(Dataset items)

....

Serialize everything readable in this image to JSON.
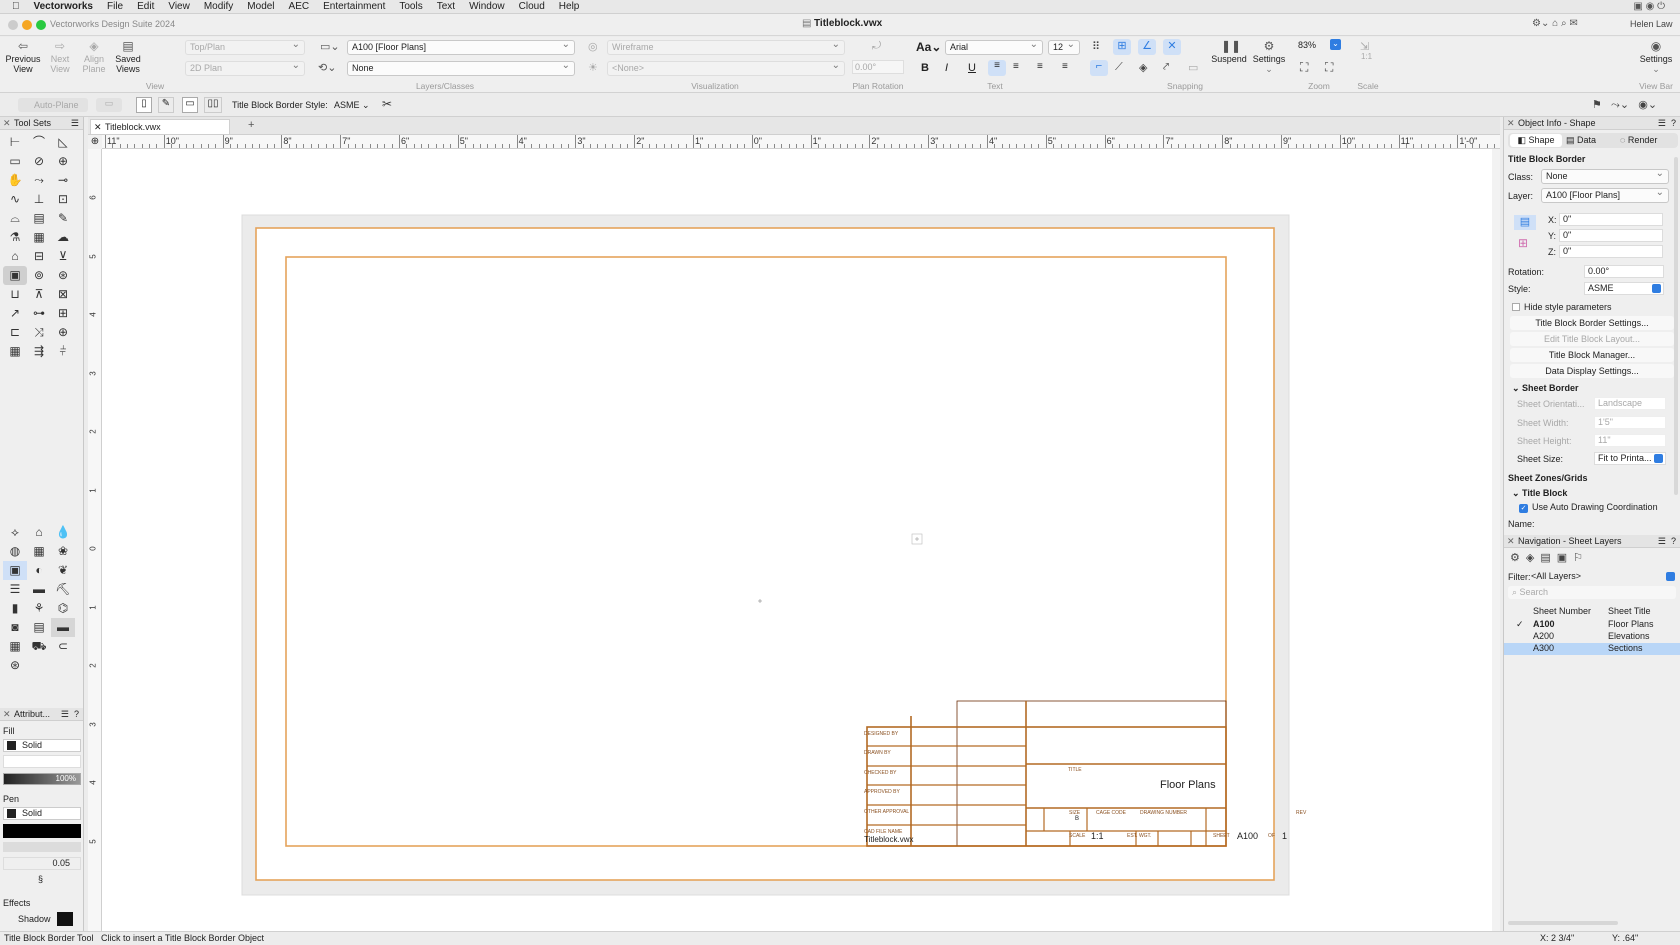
{
  "menubar": {
    "app": "Vectorworks",
    "items": [
      "File",
      "Edit",
      "View",
      "Modify",
      "Model",
      "AEC",
      "Entertainment",
      "Tools",
      "Text",
      "Window",
      "Cloud",
      "Help"
    ]
  },
  "window": {
    "suite": "Vectorworks Design Suite 2024",
    "title": "Titleblock.vwx",
    "user": "Helen Law"
  },
  "toolbar": {
    "view": {
      "previous": [
        "Previous",
        "View"
      ],
      "next": [
        "Next",
        "View"
      ],
      "align": [
        "Align",
        "Plane"
      ],
      "saved": [
        "Saved",
        "Views"
      ],
      "view_select": "Top/Plan",
      "plane_select": "2D Plan",
      "label": "View"
    },
    "layers": {
      "layer_select": "A100 [Floor Plans]",
      "class_select": "None",
      "label": "Layers/Classes"
    },
    "visualization": {
      "render_select": "Wireframe",
      "light_select": "<None>",
      "label": "Visualization"
    },
    "plan_rotation": {
      "value": "0.00°",
      "label": "Plan Rotation"
    },
    "text": {
      "font": "Arial",
      "size": "12",
      "label": "Text",
      "bold": "B",
      "italic": "I",
      "underline": "U"
    },
    "snapping": {
      "label": "Snapping"
    },
    "suspend": "Suspend",
    "settings": "Settings",
    "zoom": {
      "value": "83%",
      "label": "Zoom"
    },
    "scale": {
      "value": "1:1",
      "label": "Scale"
    },
    "viewbar": {
      "settings": "Settings",
      "label": "View Bar"
    }
  },
  "modebar": {
    "auto_plane": "Auto-Plane",
    "style_label": "Title Block Border Style:",
    "style_value": "ASME"
  },
  "tool_sets": {
    "title": "Tool Sets"
  },
  "attributes": {
    "title": "Attribut...",
    "fill_label": "Fill",
    "fill_value": "Solid",
    "opacity": "100%",
    "pen_label": "Pen",
    "pen_value": "Solid",
    "line_weight": "0.05",
    "effects_label": "Effects",
    "shadow_label": "Shadow"
  },
  "document": {
    "tab": "Titleblock.vwx",
    "ruler_h": [
      "11\"",
      "10\"",
      "9\"",
      "8\"",
      "7\"",
      "6\"",
      "5\"",
      "4\"",
      "3\"",
      "2\"",
      "1\"",
      "0\"",
      "1\"",
      "2\"",
      "3\"",
      "4\"",
      "5\"",
      "6\"",
      "7\"",
      "8\"",
      "9\"",
      "10\"",
      "11\"",
      "1'-0\""
    ],
    "ruler_v": [
      "6",
      "5",
      "4",
      "3",
      "2",
      "1",
      "0",
      "1",
      "2",
      "3",
      "4",
      "5"
    ]
  },
  "titleblock": {
    "cells_left": [
      "DESIGNED BY",
      "DRAWN BY",
      "CHECKED BY",
      "APPROVED BY",
      "OTHER APPROVAL",
      "CAD FILE NAME"
    ],
    "file_name": "Titleblock.vwx",
    "title_label": "TITLE",
    "title": "Floor Plans",
    "size_label": "SIZE",
    "cage_label": "CAGE CODE",
    "dwg_label": "DRAWING NUMBER",
    "rev_label": "REV",
    "size_value": "B",
    "scale_label": "SCALE",
    "scale_value": "1:1",
    "wt_label": "EST. WGT.",
    "sheet_label": "SHEET",
    "sheet_number": "A100",
    "of_label": "OF",
    "sheet_count": "1"
  },
  "object_info": {
    "title": "Object Info - Shape",
    "tabs": [
      "Shape",
      "Data",
      "Render"
    ],
    "object_type": "Title Block Border",
    "class_label": "Class:",
    "class_value": "None",
    "layer_label": "Layer:",
    "layer_value": "A100 [Floor Plans]",
    "x_label": "X:",
    "x_value": "0\"",
    "y_label": "Y:",
    "y_value": "0\"",
    "z_label": "Z:",
    "z_value": "0\"",
    "rotation_label": "Rotation:",
    "rotation_value": "0.00°",
    "style_label": "Style:",
    "style_value": "ASME",
    "hide_style": "Hide style parameters",
    "buttons": [
      "Title Block Border Settings...",
      "Edit Title Block Layout...",
      "Title Block Manager...",
      "Data Display Settings..."
    ],
    "sheet_border": "Sheet Border",
    "orientation_label": "Sheet Orientati...",
    "orientation_value": "Landscape",
    "width_label": "Sheet Width:",
    "width_value": "1'5\"",
    "height_label": "Sheet Height:",
    "height_value": "11\"",
    "size_label": "Sheet Size:",
    "size_value": "Fit to Printa...",
    "zones": "Sheet Zones/Grids",
    "title_block": "Title Block",
    "auto_coord": "Use Auto Drawing Coordination",
    "name_label": "Name:"
  },
  "navigation": {
    "title": "Navigation - Sheet Layers",
    "filter_label": "Filter:",
    "filter_value": "<All Layers>",
    "search_placeholder": "Search",
    "col_number": "Sheet Number",
    "col_title": "Sheet Title",
    "rows": [
      {
        "number": "A100",
        "title": "Floor Plans",
        "active": true
      },
      {
        "number": "A200",
        "title": "Elevations",
        "active": false
      },
      {
        "number": "A300",
        "title": "Sections",
        "active": false
      }
    ]
  },
  "status": {
    "tool": "Title Block Border Tool",
    "hint": "Click to insert a Title Block Border Object",
    "x": "X: 2 3/4\"",
    "y": "Y: .64\""
  },
  "colors": {
    "accent": "#2f7de1",
    "border": "#e4a35c",
    "selected_row": "#b9d6f7"
  }
}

....

● **GIVEN REQUEST**:
From the listing, extract all text exactly as given and drop any picture.

● **FINAL ANSWER**:
Serialize everything readable in this image to JSON.
{
  "menubar": {
    "app": "Vectorworks",
    "items": [
      "File",
      "Edit",
      "View",
      "Modify",
      "Model",
      "AEC",
      "Entertainment",
      "Tools",
      "Text",
      "Window",
      "Cloud",
      "Help"
    ]
  },
  "window": {
    "suite": "Vectorworks Design Suite 2024",
    "title": "Titleblock.vwx",
    "user": "Helen Law"
  },
  "toolbar": {
    "view": {
      "previous": [
        "Previous",
        "View"
      ],
      "next": [
        "Next",
        "View"
      ],
      "align": [
        "Align",
        "Plane"
      ],
      "saved": [
        "Saved",
        "Views"
      ],
      "view_select": "Top/Plan",
      "plane_select": "2D Plan",
      "label": "View"
    },
    "layers": {
      "layer_select": "A100 [Floor Plans]",
      "class_select": "None",
      "label": "Layers/Classes"
    },
    "visualization": {
      "render_select": "Wireframe",
      "light_select": "<None>",
      "label": "Visualization"
    },
    "plan_rotation": {
      "value": "0.00°",
      "label": "Plan Rotation"
    },
    "text": {
      "font": "Arial",
      "size": "12",
      "label": "Text",
      "bold": "B",
      "italic": "I",
      "underline": "U"
    },
    "snapping": {
      "label": "Snapping"
    },
    "suspend": "Suspend",
    "settings": "Settings",
    "zoom": {
      "value": "83%",
      "label": "Zoom"
    },
    "scale": {
      "value": "1:1",
      "label": "Scale"
    },
    "viewbar": {
      "settings": "Settings",
      "label": "View Bar"
    }
  },
  "modebar": {
    "auto_plane": "Auto-Plane",
    "style_label": "Title Block Border Style:",
    "style_value": "ASME"
  },
  "tool_sets": {
    "title": "Tool Sets"
  },
  "attributes": {
    "title": "Attribut...",
    "fill_label": "Fill",
    "fill_value": "Solid",
    "opacity": "100%",
    "pen_label": "Pen",
    "pen_value": "Solid",
    "line_weight": "0.05",
    "effects_label": "Effects",
    "shadow_label": "Shadow"
  },
  "document": {
    "tab": "Titleblock.vwx",
    "ruler_h": [
      "11\"",
      "10\"",
      "9\"",
      "8\"",
      "7\"",
      "6\"",
      "5\"",
      "4\"",
      "3\"",
      "2\"",
      "1\"",
      "0\"",
      "1\"",
      "2\"",
      "3\"",
      "4\"",
      "5\"",
      "6\"",
      "7\"",
      "8\"",
      "9\"",
      "10\"",
      "11\"",
      "1'-0\""
    ],
    "ruler_v": [
      "6",
      "5",
      "4",
      "3",
      "2",
      "1",
      "0",
      "1",
      "2",
      "3",
      "4",
      "5"
    ]
  },
  "titleblock": {
    "cells_left": [
      "DESIGNED BY",
      "DRAWN BY",
      "CHECKED BY",
      "APPROVED BY",
      "OTHER APPROVAL",
      "CAD FILE NAME"
    ],
    "file_name": "Titleblock.vwx",
    "title_label": "TITLE",
    "title": "Floor Plans",
    "size_label": "SIZE",
    "cage_label": "CAGE CODE",
    "dwg_label": "DRAWING NUMBER",
    "rev_label": "REV",
    "size_value": "B",
    "scale_label": "SCALE",
    "scale_value": "1:1",
    "wt_label": "EST. WGT.",
    "sheet_label": "SHEET",
    "sheet_number": "A100",
    "of_label": "OF",
    "sheet_count": "1"
  },
  "object_info": {
    "title": "Object Info - Shape",
    "tabs": [
      "Shape",
      "Data",
      "Render"
    ],
    "object_type": "Title Block Border",
    "class_label": "Class:",
    "class_value": "None",
    "layer_label": "Layer:",
    "layer_value": "A100 [Floor Plans]",
    "x_label": "X:",
    "x_value": "0\"",
    "y_label": "Y:",
    "y_value": "0\"",
    "z_label": "Z:",
    "z_value": "0\"",
    "rotation_label": "Rotation:",
    "rotation_value": "0.00°",
    "style_label": "Style:",
    "style_value": "ASME",
    "hide_style": "Hide style parameters",
    "buttons": [
      "Title Block Border Settings...",
      "Edit Title Block Layout...",
      "Title Block Manager...",
      "Data Display Settings..."
    ],
    "sheet_border": "Sheet Border",
    "orientation_label": "Sheet Orientati...",
    "orientation_value": "Landscape",
    "width_label": "Sheet Width:",
    "width_value": "1'5\"",
    "height_label": "Sheet Height:",
    "height_value": "11\"",
    "size_label": "Sheet Size:",
    "size_value": "Fit to Printa...",
    "zones": "Sheet Zones/Grids",
    "title_block": "Title Block",
    "auto_coord": "Use Auto Drawing Coordination",
    "name_label": "Name:"
  },
  "navigation": {
    "title": "Navigation - Sheet Layers",
    "filter_label": "Filter:",
    "filter_value": "<All Layers>",
    "search_placeholder": "Search",
    "col_number": "Sheet Number",
    "col_title": "Sheet Title",
    "rows": [
      {
        "number": "A100",
        "title": "Floor Plans",
        "active": true
      },
      {
        "number": "A200",
        "title": "Elevations",
        "active": false
      },
      {
        "number": "A300",
        "title": "Sections",
        "active": false
      }
    ]
  },
  "status": {
    "tool": "Title Block Border Tool",
    "hint": "Click to insert a Title Block Border Object",
    "x": "X: 2 3/4\"",
    "y": "Y: .64\""
  },
  "colors": {
    "accent": "#2f7de1",
    "border": "#e4a35c",
    "selected_row": "#b9d6f7"
  }
}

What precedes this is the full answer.